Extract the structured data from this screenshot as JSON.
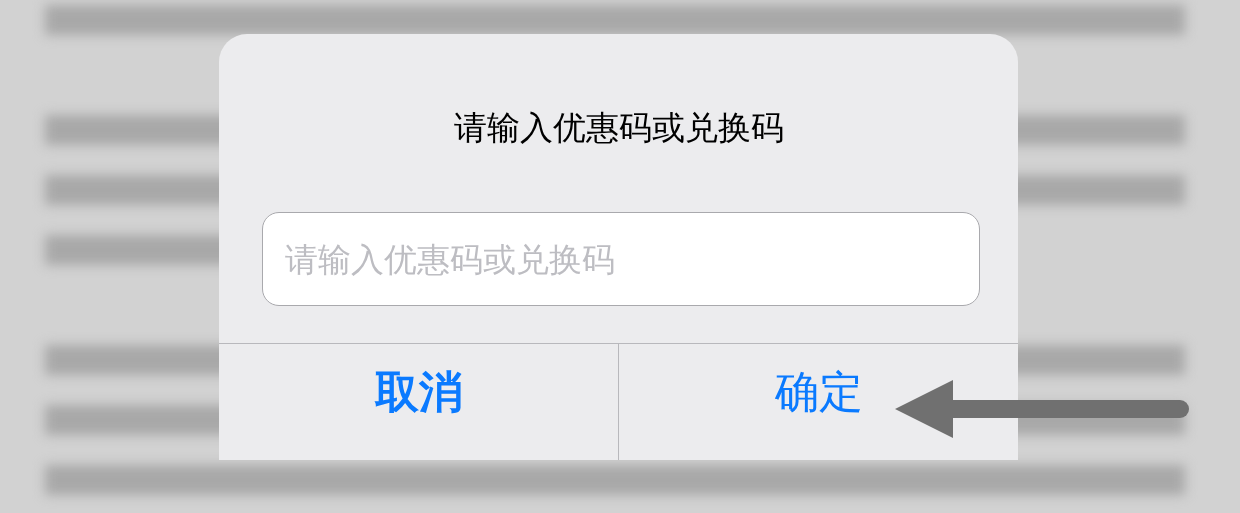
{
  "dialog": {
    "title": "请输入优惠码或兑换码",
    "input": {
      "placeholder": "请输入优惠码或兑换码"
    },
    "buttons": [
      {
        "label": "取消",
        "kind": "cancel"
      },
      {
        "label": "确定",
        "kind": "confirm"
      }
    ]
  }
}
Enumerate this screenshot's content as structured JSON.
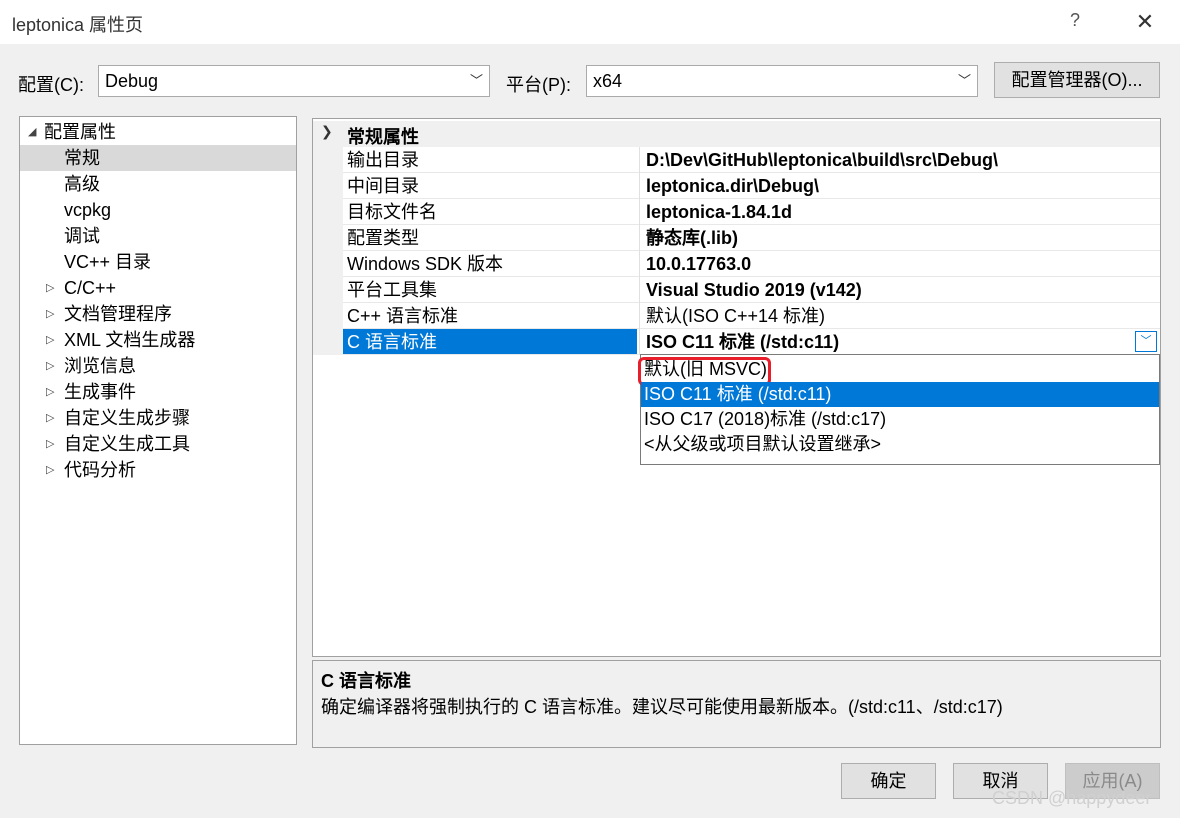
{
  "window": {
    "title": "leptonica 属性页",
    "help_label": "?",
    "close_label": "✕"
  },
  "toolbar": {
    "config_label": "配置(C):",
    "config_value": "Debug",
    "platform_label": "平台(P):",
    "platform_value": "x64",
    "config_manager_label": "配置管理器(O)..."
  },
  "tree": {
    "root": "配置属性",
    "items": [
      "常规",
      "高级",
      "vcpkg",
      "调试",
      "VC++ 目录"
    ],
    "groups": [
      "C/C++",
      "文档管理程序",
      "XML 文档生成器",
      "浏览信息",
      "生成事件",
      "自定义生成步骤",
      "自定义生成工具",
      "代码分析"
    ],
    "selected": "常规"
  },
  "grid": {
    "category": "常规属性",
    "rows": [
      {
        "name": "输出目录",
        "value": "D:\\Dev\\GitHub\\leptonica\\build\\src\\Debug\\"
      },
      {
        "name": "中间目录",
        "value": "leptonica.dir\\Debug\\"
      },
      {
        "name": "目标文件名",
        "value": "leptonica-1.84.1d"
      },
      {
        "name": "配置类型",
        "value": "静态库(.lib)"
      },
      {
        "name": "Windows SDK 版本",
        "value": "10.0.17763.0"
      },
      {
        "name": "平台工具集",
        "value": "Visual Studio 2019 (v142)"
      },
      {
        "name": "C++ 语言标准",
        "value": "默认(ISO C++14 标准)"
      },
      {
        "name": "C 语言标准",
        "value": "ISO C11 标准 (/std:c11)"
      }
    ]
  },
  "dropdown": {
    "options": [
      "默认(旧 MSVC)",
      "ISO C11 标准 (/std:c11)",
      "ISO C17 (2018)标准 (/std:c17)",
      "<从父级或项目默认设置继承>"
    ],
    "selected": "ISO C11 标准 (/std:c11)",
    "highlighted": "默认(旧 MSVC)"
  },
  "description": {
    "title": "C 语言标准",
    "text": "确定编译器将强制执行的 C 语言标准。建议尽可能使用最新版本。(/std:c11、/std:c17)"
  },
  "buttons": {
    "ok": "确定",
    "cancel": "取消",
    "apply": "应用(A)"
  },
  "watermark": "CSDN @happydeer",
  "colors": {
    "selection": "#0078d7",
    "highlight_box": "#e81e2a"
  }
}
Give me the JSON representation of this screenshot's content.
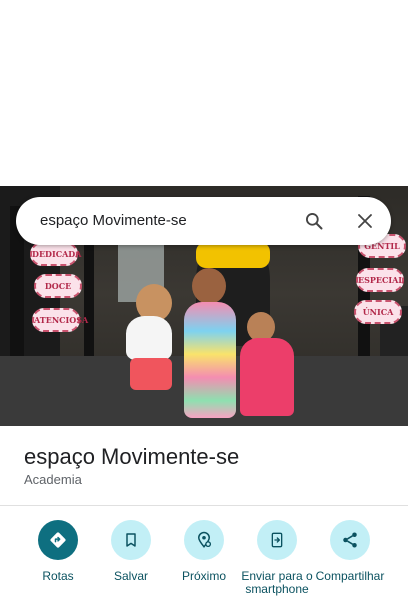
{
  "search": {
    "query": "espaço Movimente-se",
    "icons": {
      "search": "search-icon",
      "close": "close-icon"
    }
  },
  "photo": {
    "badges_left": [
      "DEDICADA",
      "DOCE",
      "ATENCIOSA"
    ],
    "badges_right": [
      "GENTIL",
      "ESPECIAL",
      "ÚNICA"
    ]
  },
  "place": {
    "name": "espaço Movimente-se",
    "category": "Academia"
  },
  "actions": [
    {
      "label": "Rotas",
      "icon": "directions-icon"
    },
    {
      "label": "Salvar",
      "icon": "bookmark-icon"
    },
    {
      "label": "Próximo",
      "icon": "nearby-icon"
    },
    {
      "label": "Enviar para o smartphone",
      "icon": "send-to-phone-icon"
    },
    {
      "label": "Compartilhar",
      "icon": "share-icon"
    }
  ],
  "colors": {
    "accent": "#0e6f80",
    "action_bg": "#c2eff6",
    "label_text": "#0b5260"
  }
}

--------------------

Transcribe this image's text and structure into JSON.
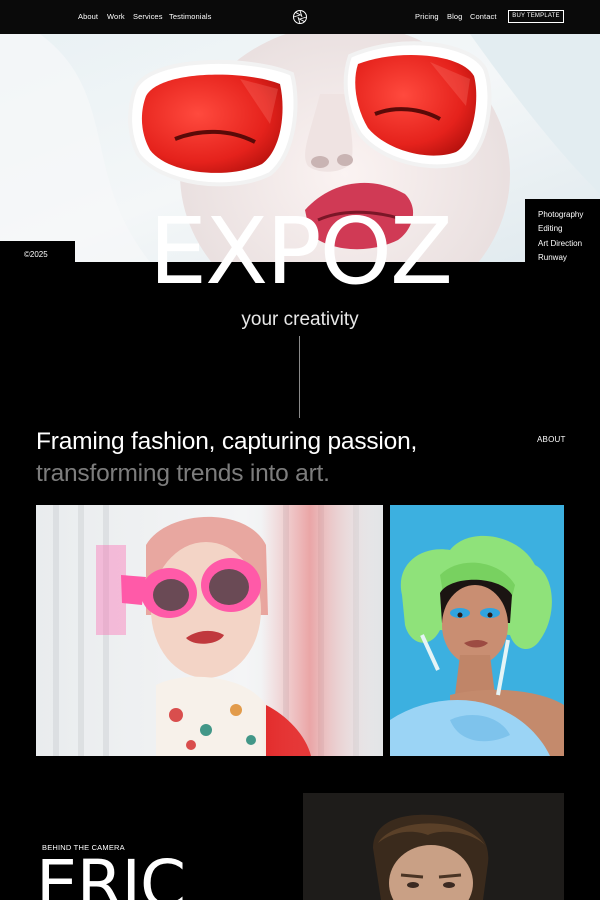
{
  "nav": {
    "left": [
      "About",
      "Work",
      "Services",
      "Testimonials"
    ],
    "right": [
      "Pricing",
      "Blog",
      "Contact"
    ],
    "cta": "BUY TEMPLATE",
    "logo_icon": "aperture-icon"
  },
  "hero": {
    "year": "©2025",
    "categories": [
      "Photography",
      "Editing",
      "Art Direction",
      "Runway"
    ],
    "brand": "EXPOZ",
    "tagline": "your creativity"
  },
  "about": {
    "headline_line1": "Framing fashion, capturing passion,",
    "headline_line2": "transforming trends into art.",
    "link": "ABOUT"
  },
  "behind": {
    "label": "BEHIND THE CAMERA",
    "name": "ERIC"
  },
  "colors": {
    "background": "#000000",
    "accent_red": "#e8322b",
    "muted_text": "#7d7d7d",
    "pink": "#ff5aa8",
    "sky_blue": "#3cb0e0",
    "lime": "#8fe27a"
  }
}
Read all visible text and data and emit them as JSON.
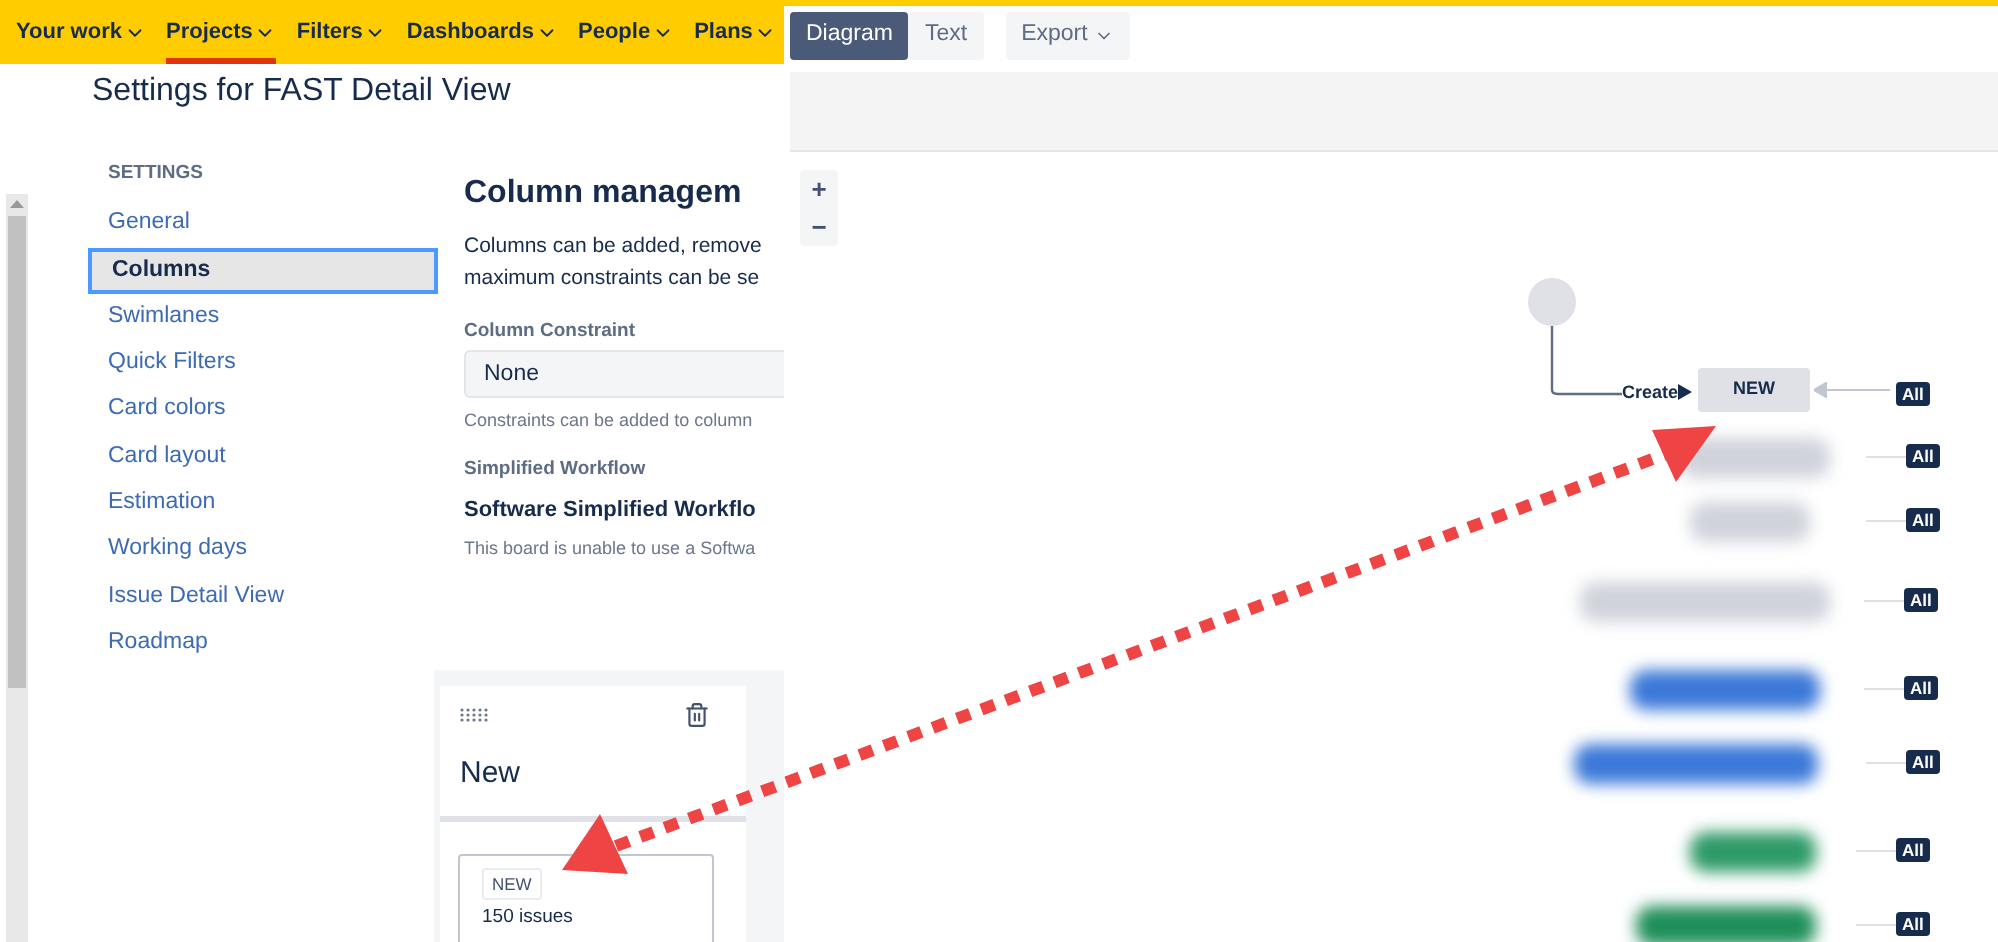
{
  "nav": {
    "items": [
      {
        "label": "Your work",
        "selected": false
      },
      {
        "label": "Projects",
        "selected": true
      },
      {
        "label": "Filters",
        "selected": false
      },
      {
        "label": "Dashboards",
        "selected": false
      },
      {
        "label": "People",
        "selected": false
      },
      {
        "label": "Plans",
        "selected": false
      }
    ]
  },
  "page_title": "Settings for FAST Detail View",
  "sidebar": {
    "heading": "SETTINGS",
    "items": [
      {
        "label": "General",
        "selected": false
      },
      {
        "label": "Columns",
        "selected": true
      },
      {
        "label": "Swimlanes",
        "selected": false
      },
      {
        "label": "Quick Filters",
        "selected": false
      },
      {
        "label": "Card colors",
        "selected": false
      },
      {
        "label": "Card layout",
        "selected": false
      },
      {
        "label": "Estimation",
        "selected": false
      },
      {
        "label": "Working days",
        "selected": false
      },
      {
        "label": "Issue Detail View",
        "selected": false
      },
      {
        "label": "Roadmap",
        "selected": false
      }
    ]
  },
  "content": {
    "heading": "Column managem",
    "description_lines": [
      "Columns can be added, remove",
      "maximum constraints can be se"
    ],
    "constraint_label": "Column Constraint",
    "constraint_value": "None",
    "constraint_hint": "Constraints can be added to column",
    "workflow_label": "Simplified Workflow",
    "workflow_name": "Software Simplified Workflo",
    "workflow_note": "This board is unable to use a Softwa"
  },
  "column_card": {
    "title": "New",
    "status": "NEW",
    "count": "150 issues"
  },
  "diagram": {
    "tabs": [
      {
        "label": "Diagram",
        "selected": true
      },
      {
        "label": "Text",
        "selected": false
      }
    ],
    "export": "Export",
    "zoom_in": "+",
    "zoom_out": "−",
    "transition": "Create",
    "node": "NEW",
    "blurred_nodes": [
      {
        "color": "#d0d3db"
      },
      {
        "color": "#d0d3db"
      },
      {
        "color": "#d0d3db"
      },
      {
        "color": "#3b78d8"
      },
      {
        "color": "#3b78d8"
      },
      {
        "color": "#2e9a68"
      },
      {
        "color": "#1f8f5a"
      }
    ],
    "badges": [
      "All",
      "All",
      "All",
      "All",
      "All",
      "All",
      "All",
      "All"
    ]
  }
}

--------------------

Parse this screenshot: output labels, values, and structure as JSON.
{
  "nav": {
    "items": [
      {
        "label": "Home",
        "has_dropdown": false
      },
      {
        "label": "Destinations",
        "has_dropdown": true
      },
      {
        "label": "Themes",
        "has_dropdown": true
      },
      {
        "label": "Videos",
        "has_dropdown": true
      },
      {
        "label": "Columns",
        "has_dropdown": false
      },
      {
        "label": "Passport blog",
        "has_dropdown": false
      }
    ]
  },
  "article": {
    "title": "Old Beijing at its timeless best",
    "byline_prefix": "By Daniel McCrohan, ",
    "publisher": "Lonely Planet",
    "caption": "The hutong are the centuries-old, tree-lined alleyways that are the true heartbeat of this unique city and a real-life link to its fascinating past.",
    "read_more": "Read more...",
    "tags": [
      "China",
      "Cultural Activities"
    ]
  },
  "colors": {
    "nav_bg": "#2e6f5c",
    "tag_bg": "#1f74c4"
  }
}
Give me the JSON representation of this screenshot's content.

--------------------

## TASK DESCRIPTION
Identify and extract each line of the listing that contains "语言标准".

## CORRECT RESPONSE
        "name": "C++ 语言标准",
        "name": "C 语言标准",
    "title": "C 语言标准",
    "text": "确定编译器将强制执行的 C 语言标准。建议尽可能使用最新版本。(/std:c11、/std:c17)"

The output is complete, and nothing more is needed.